REQUIREMENTS —
Please copy the material word for word, starting with the line that contains "slab-hole-button[interactable]: ◫ 板坡" and going on through the line that contains "identify-slab-label: 识别板 — [600, 65, 637, 79]".

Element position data
-- begin --

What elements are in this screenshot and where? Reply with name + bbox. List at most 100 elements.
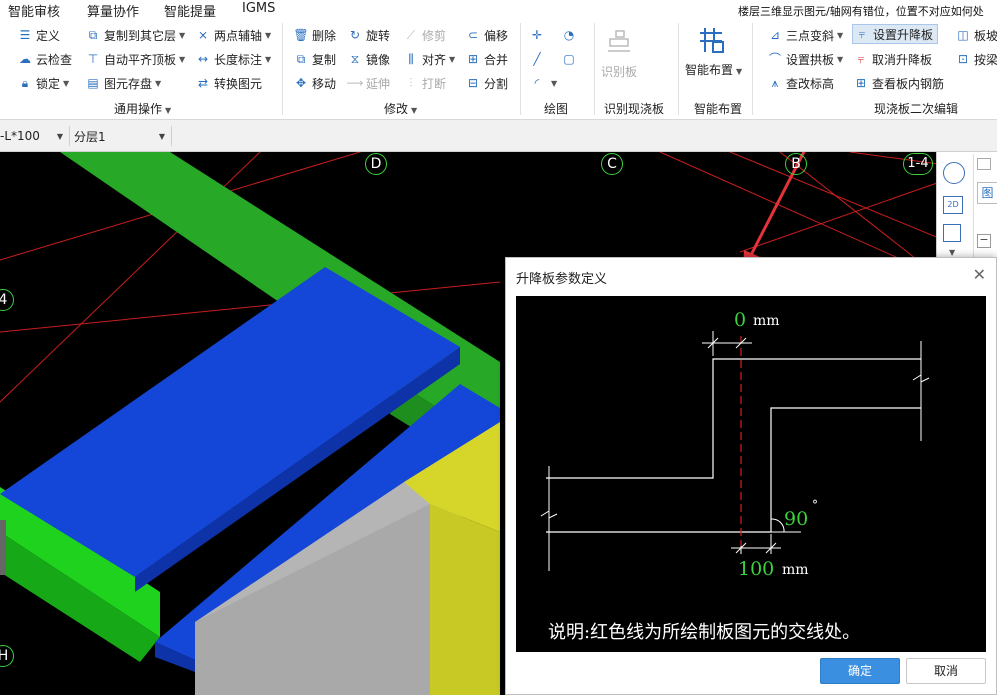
slab-hole-button[interactable]: ◫ 板坡 — [956, 25, 997, 45]
copy-to-floor-label: 复制到其它层 — [104, 28, 177, 43]
chevron-down-icon: ▼ — [165, 106, 172, 115]
point-icon: ✛ — [531, 28, 543, 42]
align-button[interactable]: ⫼ 对齐 ▼ — [404, 49, 455, 69]
identify-slab-label: 识别板 — [600, 65, 637, 79]
diagram-note: 说明:红色线为所绘制板图元的交线处。 — [548, 622, 861, 643]
auto-align-top-label: 自动平齐顶板 — [104, 52, 177, 67]
raise-slab-diagram: 0 mm 90 ° 100 mm 说明:红色线为所绘制板图元的交线处。 — [516, 296, 986, 652]
chevron-down-icon: ▼ — [265, 54, 272, 64]
dimension-button[interactable]: ↔ 长度标注 ▼ — [196, 49, 271, 69]
view-rebar-button[interactable]: ⊞ 查看板内钢筋 — [854, 73, 944, 93]
mirror-button[interactable]: ⧖ 镜像 — [348, 49, 390, 69]
elevation-icon: ⩚ — [771, 76, 779, 90]
menu-bar: 智能审核 算量协作 智能提量 IGMS 楼层三维显示图元/轴网有错位，位置不对应… — [0, 0, 997, 20]
extend-button[interactable]: ⟶ 延伸 — [346, 73, 390, 93]
ribbon-separator — [752, 23, 753, 115]
trim-button[interactable]: ⟋ 修剪 — [404, 25, 446, 45]
element-combo-value: -L*100 — [0, 129, 40, 143]
check-elevation-button[interactable]: ⩚ 查改标高 — [768, 73, 834, 93]
copy-button[interactable]: ⧉ 复制 — [294, 49, 336, 69]
slab-hole-icon: ◫ — [957, 28, 969, 42]
element-storage-button[interactable]: ▤ 图元存盘 ▼ — [86, 73, 161, 93]
angle-value[interactable]: 90 — [784, 508, 808, 530]
draw-rect-button[interactable]: ▢ — [562, 49, 580, 69]
convert-icon: ⇄ — [197, 76, 209, 90]
cancel-button[interactable]: 取消 — [906, 658, 986, 684]
chevron-down-icon: ▼ — [265, 30, 272, 40]
cloud-check-button[interactable]: ☁ 云检查 — [18, 49, 72, 69]
chevron-down-icon[interactable]: ▼ — [949, 248, 955, 257]
rotate-button[interactable]: ↻ 旋转 — [348, 25, 390, 45]
menu-smart-review[interactable]: 智能审核 — [8, 1, 60, 20]
delete-button[interactable]: 🗑︎ 删除 — [293, 25, 336, 45]
convert-element-button[interactable]: ⇄ 转换图元 — [196, 73, 262, 93]
element-storage-label: 图元存盘 — [104, 76, 153, 91]
copy-to-floor-button[interactable]: ⧉ 复制到其它层 ▼ — [86, 25, 185, 45]
define-icon: ☰ — [19, 28, 31, 42]
confirm-button[interactable]: 确定 — [820, 658, 900, 684]
copy-floor-icon: ⧉ — [88, 28, 98, 42]
arch-icon: ⌒ — [768, 52, 781, 66]
group-modify-label[interactable]: 修改 ▼ — [384, 100, 417, 117]
break-icon: ⫶ — [409, 76, 413, 90]
help-notice[interactable]: 楼层三维显示图元/轴网有错位，位置不对应如何处 — [738, 3, 984, 19]
delete-icon: 🗑︎ — [293, 28, 309, 42]
side-marker — [0, 520, 6, 575]
cancel-raise-slab-button[interactable]: ⫧ 取消升降板 — [854, 49, 932, 69]
set-raise-slab-button[interactable]: ⫧ 设置升降板 — [852, 24, 939, 44]
draw-circle-button[interactable]: ◔ — [562, 25, 580, 45]
split-button[interactable]: ⊟ 分割 — [466, 73, 508, 93]
view-2d-button[interactable]: 2D — [943, 196, 963, 214]
orbit-view-icon[interactable] — [943, 162, 965, 184]
lock-button[interactable]: 🔒︎ 锁定 ▼ — [18, 73, 69, 93]
draw-point-button[interactable]: ✛ — [530, 25, 548, 45]
chevron-down-icon: ▼ — [837, 54, 844, 64]
define-label: 定义 — [36, 28, 61, 43]
bottom-offset-value[interactable]: 100 — [738, 558, 774, 580]
offset-button[interactable]: ⊂ 偏移 — [466, 25, 508, 45]
cancel-raise-icon: ⫧ — [857, 52, 865, 66]
three-point-slope-button[interactable]: ⊿ 三点变斜 ▼ — [768, 25, 843, 45]
move-button[interactable]: ✥ 移动 — [294, 73, 336, 93]
element-combo[interactable]: -L*100 ▼ — [0, 126, 70, 146]
press-beam-button[interactable]: ⊡ 按梁 — [956, 49, 997, 69]
slab-upper-edge — [546, 358, 921, 479]
menu-collaboration[interactable]: 算量协作 — [87, 1, 139, 20]
grid-view-icon[interactable] — [977, 158, 991, 170]
identify-slab-button[interactable]: 识别板 — [598, 27, 640, 80]
two-point-axis-button[interactable]: ⨯ 两点辅轴 ▼ — [196, 25, 271, 45]
group-general-label[interactable]: 通用操作 ▼ — [114, 100, 171, 117]
layer-combo[interactable]: 分层1 ▼ — [74, 126, 172, 146]
axis-marker-1-4: 1-4 — [903, 153, 933, 175]
align-top-icon: ⊤ — [87, 52, 99, 66]
collapse-icon[interactable]: − — [977, 234, 991, 248]
top-offset-unit: mm — [753, 313, 780, 329]
dimension-label: 长度标注 — [214, 52, 263, 67]
cube-view-icon[interactable] — [943, 224, 961, 242]
close-icon[interactable]: ✕ — [973, 265, 986, 284]
draw-arc-button[interactable]: ◜ ▼ — [530, 73, 557, 93]
set-arch-button[interactable]: ⌒ 设置拱板 ▼ — [768, 49, 843, 69]
view-side-panel: 2D ▼ 图 − — [936, 152, 997, 262]
panel-tab[interactable]: 图 — [977, 182, 997, 204]
top-offset-value[interactable]: 0 — [734, 309, 746, 331]
auto-align-top-button[interactable]: ⊤ 自动平齐顶板 ▼ — [86, 49, 185, 69]
group-smart-label: 智能布置 — [694, 102, 743, 116]
extend-icon: ⟶ — [346, 76, 364, 90]
two-point-axis-label: 两点辅轴 — [214, 28, 263, 43]
beam-icon: ⊡ — [957, 52, 969, 66]
menu-igms[interactable]: IGMS — [242, 1, 275, 16]
define-button[interactable]: ☰ 定义 — [18, 25, 60, 45]
menu-smart-quantity[interactable]: 智能提量 — [164, 1, 216, 20]
ribbon-separator — [594, 23, 595, 115]
smart-layout-button[interactable]: 智能布置 ▼ — [685, 25, 742, 78]
smart-layout-icon — [700, 28, 724, 53]
draw-line-button[interactable]: ╱ — [530, 49, 548, 69]
axis-icon: ⨯ — [197, 28, 209, 42]
axis-marker-b: B — [785, 153, 807, 175]
break-button[interactable]: ⫶ 打断 — [404, 73, 446, 93]
copy-icon: ⧉ — [296, 52, 306, 66]
merge-button[interactable]: ⊞ 合并 — [466, 49, 508, 69]
bottom-offset-unit: mm — [782, 562, 809, 578]
ribbon-separator — [520, 23, 521, 115]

-- end --

EXPECTED OUTPUT —
slab-hole-button[interactable]: ◫ 板坡 — [956, 25, 997, 45]
copy-to-floor-label: 复制到其它层 — [104, 28, 177, 43]
chevron-down-icon: ▼ — [165, 106, 172, 115]
point-icon: ✛ — [531, 28, 543, 42]
align-button[interactable]: ⫼ 对齐 ▼ — [404, 49, 455, 69]
identify-slab-label: 识别板 — [600, 65, 637, 79]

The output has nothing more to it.